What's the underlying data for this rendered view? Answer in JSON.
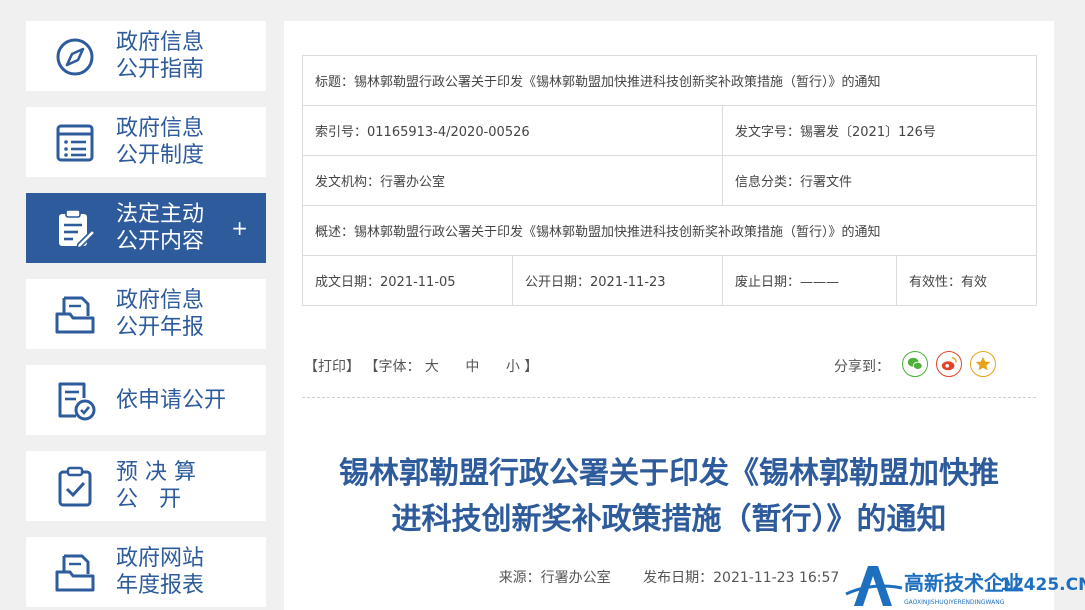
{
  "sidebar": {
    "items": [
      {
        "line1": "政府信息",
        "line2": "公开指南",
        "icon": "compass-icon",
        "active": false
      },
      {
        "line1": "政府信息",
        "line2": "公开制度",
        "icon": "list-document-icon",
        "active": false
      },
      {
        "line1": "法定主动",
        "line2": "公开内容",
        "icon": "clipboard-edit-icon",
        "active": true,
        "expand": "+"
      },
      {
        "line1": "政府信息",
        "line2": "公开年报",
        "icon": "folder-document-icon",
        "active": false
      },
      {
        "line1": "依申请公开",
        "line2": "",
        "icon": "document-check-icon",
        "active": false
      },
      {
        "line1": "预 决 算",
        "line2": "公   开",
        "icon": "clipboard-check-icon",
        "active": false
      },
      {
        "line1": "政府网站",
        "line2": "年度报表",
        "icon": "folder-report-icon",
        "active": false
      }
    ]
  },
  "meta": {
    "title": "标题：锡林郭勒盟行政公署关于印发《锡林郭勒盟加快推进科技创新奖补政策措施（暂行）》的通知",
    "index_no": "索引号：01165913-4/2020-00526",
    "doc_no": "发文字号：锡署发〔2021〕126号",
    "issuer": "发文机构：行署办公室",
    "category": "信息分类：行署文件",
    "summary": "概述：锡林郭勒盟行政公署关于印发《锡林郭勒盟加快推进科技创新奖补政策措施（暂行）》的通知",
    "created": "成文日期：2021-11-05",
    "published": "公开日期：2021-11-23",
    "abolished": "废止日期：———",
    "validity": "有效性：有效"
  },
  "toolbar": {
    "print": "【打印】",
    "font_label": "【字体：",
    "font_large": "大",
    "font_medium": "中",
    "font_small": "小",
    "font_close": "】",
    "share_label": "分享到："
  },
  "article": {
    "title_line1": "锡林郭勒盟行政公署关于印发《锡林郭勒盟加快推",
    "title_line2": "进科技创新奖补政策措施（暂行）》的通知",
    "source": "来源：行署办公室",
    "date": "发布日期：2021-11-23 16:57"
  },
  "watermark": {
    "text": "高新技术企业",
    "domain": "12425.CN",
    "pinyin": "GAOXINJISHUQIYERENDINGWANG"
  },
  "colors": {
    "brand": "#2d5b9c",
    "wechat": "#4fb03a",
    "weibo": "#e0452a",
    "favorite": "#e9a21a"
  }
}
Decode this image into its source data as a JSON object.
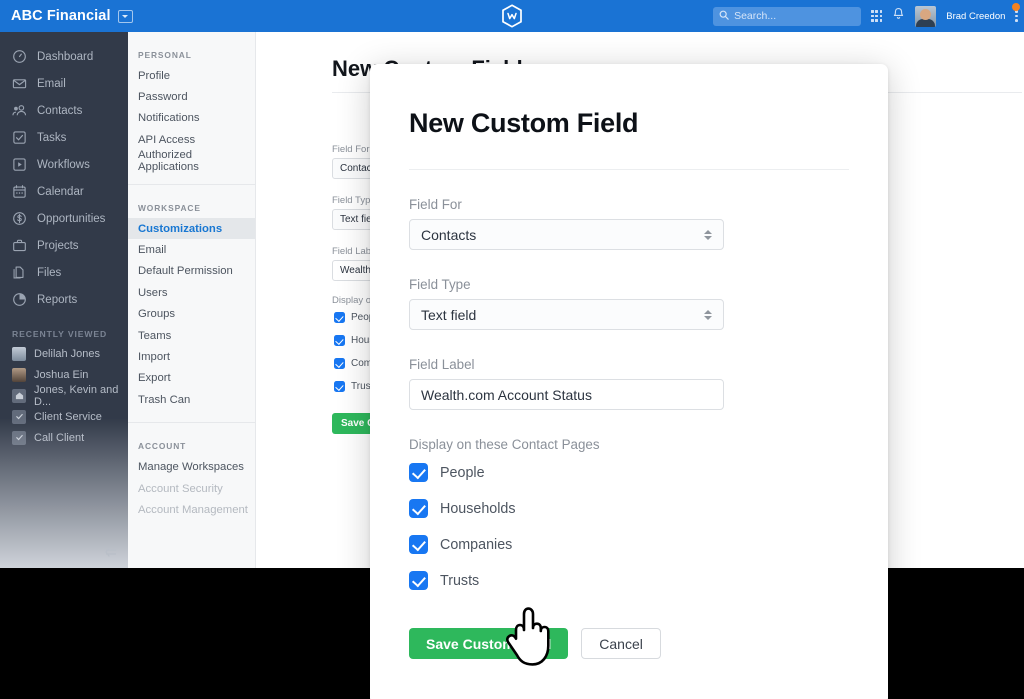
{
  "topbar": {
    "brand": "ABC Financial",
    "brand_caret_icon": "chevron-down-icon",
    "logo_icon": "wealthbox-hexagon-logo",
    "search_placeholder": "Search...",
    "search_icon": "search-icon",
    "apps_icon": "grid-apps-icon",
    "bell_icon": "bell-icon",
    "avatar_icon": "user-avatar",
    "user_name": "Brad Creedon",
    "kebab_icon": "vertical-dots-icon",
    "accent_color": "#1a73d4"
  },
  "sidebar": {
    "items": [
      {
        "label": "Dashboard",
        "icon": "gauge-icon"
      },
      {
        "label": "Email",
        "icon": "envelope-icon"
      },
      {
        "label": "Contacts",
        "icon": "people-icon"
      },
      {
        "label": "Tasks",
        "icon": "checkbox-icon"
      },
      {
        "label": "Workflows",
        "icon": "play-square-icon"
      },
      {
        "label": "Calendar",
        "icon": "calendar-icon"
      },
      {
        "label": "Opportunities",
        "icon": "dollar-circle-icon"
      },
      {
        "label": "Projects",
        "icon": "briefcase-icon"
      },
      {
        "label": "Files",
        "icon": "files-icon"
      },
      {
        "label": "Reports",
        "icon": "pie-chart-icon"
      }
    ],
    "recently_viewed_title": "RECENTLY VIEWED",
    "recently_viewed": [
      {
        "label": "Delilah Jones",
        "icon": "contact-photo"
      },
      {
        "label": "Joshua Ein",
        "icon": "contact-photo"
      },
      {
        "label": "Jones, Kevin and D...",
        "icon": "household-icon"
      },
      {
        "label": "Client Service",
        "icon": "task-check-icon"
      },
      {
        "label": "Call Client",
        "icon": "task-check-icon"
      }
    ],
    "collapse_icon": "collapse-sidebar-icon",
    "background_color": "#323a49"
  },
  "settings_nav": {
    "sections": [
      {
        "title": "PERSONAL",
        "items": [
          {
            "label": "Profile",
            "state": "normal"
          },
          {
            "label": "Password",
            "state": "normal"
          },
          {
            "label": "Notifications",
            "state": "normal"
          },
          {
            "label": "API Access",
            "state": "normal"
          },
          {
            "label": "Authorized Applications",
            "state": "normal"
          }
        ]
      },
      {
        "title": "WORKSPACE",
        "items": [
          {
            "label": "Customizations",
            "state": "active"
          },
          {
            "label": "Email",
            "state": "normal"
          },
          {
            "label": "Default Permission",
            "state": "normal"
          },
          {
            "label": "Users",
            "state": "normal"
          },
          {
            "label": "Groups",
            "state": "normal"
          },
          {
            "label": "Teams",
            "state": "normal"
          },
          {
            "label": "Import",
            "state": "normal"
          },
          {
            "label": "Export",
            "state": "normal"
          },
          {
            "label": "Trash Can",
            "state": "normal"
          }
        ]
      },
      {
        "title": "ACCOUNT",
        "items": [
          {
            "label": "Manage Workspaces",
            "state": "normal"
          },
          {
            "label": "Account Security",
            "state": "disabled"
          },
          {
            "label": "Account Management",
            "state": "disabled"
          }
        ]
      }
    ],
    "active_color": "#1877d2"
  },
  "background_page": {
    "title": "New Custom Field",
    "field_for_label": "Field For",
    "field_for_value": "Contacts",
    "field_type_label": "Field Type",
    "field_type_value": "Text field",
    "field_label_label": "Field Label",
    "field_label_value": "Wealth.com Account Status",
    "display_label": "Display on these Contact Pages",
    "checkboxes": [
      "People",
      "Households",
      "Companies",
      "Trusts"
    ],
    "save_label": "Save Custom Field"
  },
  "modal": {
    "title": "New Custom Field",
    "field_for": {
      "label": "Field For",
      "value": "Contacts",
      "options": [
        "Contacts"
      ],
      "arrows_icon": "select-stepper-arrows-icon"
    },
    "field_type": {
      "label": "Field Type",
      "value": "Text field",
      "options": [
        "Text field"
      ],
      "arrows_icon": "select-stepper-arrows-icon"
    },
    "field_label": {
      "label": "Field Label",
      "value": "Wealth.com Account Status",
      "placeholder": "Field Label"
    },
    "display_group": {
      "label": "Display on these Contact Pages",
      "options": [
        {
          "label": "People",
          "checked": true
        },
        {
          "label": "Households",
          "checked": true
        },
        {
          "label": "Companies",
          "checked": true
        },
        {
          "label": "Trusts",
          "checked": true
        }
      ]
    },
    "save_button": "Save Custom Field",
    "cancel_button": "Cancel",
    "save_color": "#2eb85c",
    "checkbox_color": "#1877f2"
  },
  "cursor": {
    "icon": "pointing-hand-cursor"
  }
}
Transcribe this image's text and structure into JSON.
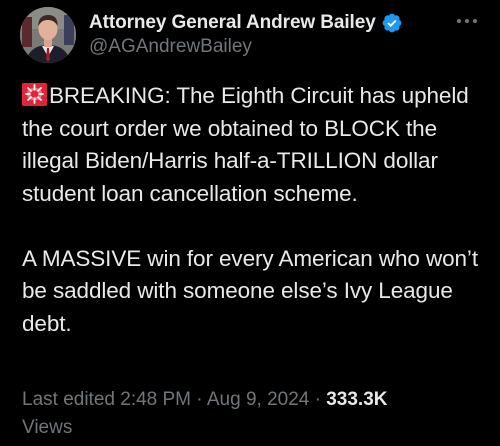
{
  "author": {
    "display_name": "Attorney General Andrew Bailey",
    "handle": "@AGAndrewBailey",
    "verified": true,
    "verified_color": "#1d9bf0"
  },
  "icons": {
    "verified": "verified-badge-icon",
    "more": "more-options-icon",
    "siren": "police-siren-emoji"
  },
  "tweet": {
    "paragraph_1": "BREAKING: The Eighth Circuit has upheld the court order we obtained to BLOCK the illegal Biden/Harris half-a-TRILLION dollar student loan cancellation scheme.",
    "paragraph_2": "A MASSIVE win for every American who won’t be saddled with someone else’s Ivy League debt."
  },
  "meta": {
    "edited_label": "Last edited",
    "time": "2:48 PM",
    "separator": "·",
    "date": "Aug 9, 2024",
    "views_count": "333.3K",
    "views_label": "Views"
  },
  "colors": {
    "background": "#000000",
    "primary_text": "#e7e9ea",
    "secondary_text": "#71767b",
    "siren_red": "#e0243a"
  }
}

▸ **Requirements**
Repeat each entry exactly as it appears; skip any picture.

▸ **Solution to this exercise**
What's the underlying data for this rendered view? Answer in JSON.
{
  "sidebar": {
    "items": [
      {
        "line1": "政府信息",
        "line2": "公开指南",
        "icon": "compass-icon",
        "active": false
      },
      {
        "line1": "政府信息",
        "line2": "公开制度",
        "icon": "list-document-icon",
        "active": false
      },
      {
        "line1": "法定主动",
        "line2": "公开内容",
        "icon": "clipboard-edit-icon",
        "active": true,
        "expand": "+"
      },
      {
        "line1": "政府信息",
        "line2": "公开年报",
        "icon": "folder-document-icon",
        "active": false
      },
      {
        "line1": "依申请公开",
        "line2": "",
        "icon": "document-check-icon",
        "active": false
      },
      {
        "line1": "预 决 算",
        "line2": "公   开",
        "icon": "clipboard-check-icon",
        "active": false
      },
      {
        "line1": "政府网站",
        "line2": "年度报表",
        "icon": "folder-report-icon",
        "active": false
      }
    ]
  },
  "meta": {
    "title": "标题：锡林郭勒盟行政公署关于印发《锡林郭勒盟加快推进科技创新奖补政策措施（暂行）》的通知",
    "index_no": "索引号：01165913-4/2020-00526",
    "doc_no": "发文字号：锡署发〔2021〕126号",
    "issuer": "发文机构：行署办公室",
    "category": "信息分类：行署文件",
    "summary": "概述：锡林郭勒盟行政公署关于印发《锡林郭勒盟加快推进科技创新奖补政策措施（暂行）》的通知",
    "created": "成文日期：2021-11-05",
    "published": "公开日期：2021-11-23",
    "abolished": "废止日期：———",
    "validity": "有效性：有效"
  },
  "toolbar": {
    "print": "【打印】",
    "font_label": "【字体：",
    "font_large": "大",
    "font_medium": "中",
    "font_small": "小",
    "font_close": "】",
    "share_label": "分享到："
  },
  "article": {
    "title_line1": "锡林郭勒盟行政公署关于印发《锡林郭勒盟加快推",
    "title_line2": "进科技创新奖补政策措施（暂行）》的通知",
    "source": "来源：行署办公室",
    "date": "发布日期：2021-11-23 16:57"
  },
  "watermark": {
    "text": "高新技术企业",
    "domain": "12425.CN",
    "pinyin": "GAOXINJISHUQIYERENDINGWANG"
  },
  "colors": {
    "brand": "#2d5b9c",
    "wechat": "#4fb03a",
    "weibo": "#e0452a",
    "favorite": "#e9a21a"
  }
}
Decode this image into its source data as a JSON object.
{
  "topbar": {
    "brand": "ABC Financial",
    "brand_caret_icon": "chevron-down-icon",
    "logo_icon": "wealthbox-hexagon-logo",
    "search_placeholder": "Search...",
    "search_icon": "search-icon",
    "apps_icon": "grid-apps-icon",
    "bell_icon": "bell-icon",
    "avatar_icon": "user-avatar",
    "user_name": "Brad Creedon",
    "kebab_icon": "vertical-dots-icon",
    "accent_color": "#1a73d4"
  },
  "sidebar": {
    "items": [
      {
        "label": "Dashboard",
        "icon": "gauge-icon"
      },
      {
        "label": "Email",
        "icon": "envelope-icon"
      },
      {
        "label": "Contacts",
        "icon": "people-icon"
      },
      {
        "label": "Tasks",
        "icon": "checkbox-icon"
      },
      {
        "label": "Workflows",
        "icon": "play-square-icon"
      },
      {
        "label": "Calendar",
        "icon": "calendar-icon"
      },
      {
        "label": "Opportunities",
        "icon": "dollar-circle-icon"
      },
      {
        "label": "Projects",
        "icon": "briefcase-icon"
      },
      {
        "label": "Files",
        "icon": "files-icon"
      },
      {
        "label": "Reports",
        "icon": "pie-chart-icon"
      }
    ],
    "recently_viewed_title": "RECENTLY VIEWED",
    "recently_viewed": [
      {
        "label": "Delilah Jones",
        "icon": "contact-photo"
      },
      {
        "label": "Joshua Ein",
        "icon": "contact-photo"
      },
      {
        "label": "Jones, Kevin and D...",
        "icon": "household-icon"
      },
      {
        "label": "Client Service",
        "icon": "task-check-icon"
      },
      {
        "label": "Call Client",
        "icon": "task-check-icon"
      }
    ],
    "collapse_icon": "collapse-sidebar-icon",
    "background_color": "#323a49"
  },
  "settings_nav": {
    "sections": [
      {
        "title": "PERSONAL",
        "items": [
          {
            "label": "Profile",
            "state": "normal"
          },
          {
            "label": "Password",
            "state": "normal"
          },
          {
            "label": "Notifications",
            "state": "normal"
          },
          {
            "label": "API Access",
            "state": "normal"
          },
          {
            "label": "Authorized Applications",
            "state": "normal"
          }
        ]
      },
      {
        "title": "WORKSPACE",
        "items": [
          {
            "label": "Customizations",
            "state": "active"
          },
          {
            "label": "Email",
            "state": "normal"
          },
          {
            "label": "Default Permission",
            "state": "normal"
          },
          {
            "label": "Users",
            "state": "normal"
          },
          {
            "label": "Groups",
            "state": "normal"
          },
          {
            "label": "Teams",
            "state": "normal"
          },
          {
            "label": "Import",
            "state": "normal"
          },
          {
            "label": "Export",
            "state": "normal"
          },
          {
            "label": "Trash Can",
            "state": "normal"
          }
        ]
      },
      {
        "title": "ACCOUNT",
        "items": [
          {
            "label": "Manage Workspaces",
            "state": "normal"
          },
          {
            "label": "Account Security",
            "state": "disabled"
          },
          {
            "label": "Account Management",
            "state": "disabled"
          }
        ]
      }
    ],
    "active_color": "#1877d2"
  },
  "background_page": {
    "title": "New Custom Field",
    "field_for_label": "Field For",
    "field_for_value": "Contacts",
    "field_type_label": "Field Type",
    "field_type_value": "Text field",
    "field_label_label": "Field Label",
    "field_label_value": "Wealth.com Account Status",
    "display_label": "Display on these Contact Pages",
    "checkboxes": [
      "People",
      "Households",
      "Companies",
      "Trusts"
    ],
    "save_label": "Save Custom Field"
  },
  "modal": {
    "title": "New Custom Field",
    "field_for": {
      "label": "Field For",
      "value": "Contacts",
      "options": [
        "Contacts"
      ],
      "arrows_icon": "select-stepper-arrows-icon"
    },
    "field_type": {
      "label": "Field Type",
      "value": "Text field",
      "options": [
        "Text field"
      ],
      "arrows_icon": "select-stepper-arrows-icon"
    },
    "field_label": {
      "label": "Field Label",
      "value": "Wealth.com Account Status",
      "placeholder": "Field Label"
    },
    "display_group": {
      "label": "Display on these Contact Pages",
      "options": [
        {
          "label": "People",
          "checked": true
        },
        {
          "label": "Households",
          "checked": true
        },
        {
          "label": "Companies",
          "checked": true
        },
        {
          "label": "Trusts",
          "checked": true
        }
      ]
    },
    "save_button": "Save Custom Field",
    "cancel_button": "Cancel",
    "save_color": "#2eb85c",
    "checkbox_color": "#1877f2"
  },
  "cursor": {
    "icon": "pointing-hand-cursor"
  }
}
Transcribe this image's text and structure into JSON.
{
  "author": {
    "display_name": "Attorney General Andrew Bailey",
    "handle": "@AGAndrewBailey",
    "verified": true,
    "verified_color": "#1d9bf0"
  },
  "icons": {
    "verified": "verified-badge-icon",
    "more": "more-options-icon",
    "siren": "police-siren-emoji"
  },
  "tweet": {
    "paragraph_1": "BREAKING: The Eighth Circuit has upheld the court order we obtained to BLOCK the illegal Biden/Harris half-a-TRILLION dollar student loan cancellation scheme.",
    "paragraph_2": "A MASSIVE win for every American who won’t be saddled with someone else’s Ivy League debt."
  },
  "meta": {
    "edited_label": "Last edited",
    "time": "2:48 PM",
    "separator": "·",
    "date": "Aug 9, 2024",
    "views_count": "333.3K",
    "views_label": "Views"
  },
  "colors": {
    "background": "#000000",
    "primary_text": "#e7e9ea",
    "secondary_text": "#71767b",
    "siren_red": "#e0243a"
  }
}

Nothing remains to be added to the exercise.